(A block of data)
▽
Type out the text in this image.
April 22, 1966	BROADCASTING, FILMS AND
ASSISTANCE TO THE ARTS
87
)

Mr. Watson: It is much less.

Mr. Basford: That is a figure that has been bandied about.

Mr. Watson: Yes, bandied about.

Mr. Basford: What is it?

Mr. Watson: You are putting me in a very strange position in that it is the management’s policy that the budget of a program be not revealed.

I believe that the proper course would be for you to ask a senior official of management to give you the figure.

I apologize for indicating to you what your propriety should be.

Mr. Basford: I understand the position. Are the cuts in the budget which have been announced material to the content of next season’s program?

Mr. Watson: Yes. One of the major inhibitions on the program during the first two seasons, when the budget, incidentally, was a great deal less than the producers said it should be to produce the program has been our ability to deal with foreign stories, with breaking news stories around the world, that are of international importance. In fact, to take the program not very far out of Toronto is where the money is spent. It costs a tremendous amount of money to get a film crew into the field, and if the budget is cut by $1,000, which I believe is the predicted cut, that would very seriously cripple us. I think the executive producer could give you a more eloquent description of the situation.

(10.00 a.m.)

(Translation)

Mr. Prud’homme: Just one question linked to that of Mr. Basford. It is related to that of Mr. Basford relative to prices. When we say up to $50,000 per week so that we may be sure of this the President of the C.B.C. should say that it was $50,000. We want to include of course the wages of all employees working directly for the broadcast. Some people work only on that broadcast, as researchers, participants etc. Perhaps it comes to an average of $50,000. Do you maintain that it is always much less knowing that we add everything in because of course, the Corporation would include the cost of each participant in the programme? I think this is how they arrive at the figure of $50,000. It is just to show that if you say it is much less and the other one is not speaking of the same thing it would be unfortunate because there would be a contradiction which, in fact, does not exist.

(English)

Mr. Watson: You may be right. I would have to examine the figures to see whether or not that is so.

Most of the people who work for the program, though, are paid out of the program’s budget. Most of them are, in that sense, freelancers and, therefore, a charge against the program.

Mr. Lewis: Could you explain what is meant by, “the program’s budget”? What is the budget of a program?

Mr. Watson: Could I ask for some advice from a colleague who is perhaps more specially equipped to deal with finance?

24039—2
△
• PROBLEM TO SOLVE
Show the lines of the records that contain the word "bandied".

• ANSWER IN FULL
Mr. Basford: That is a figure that has been bandied about.
Mr. Watson: Yes, bandied about.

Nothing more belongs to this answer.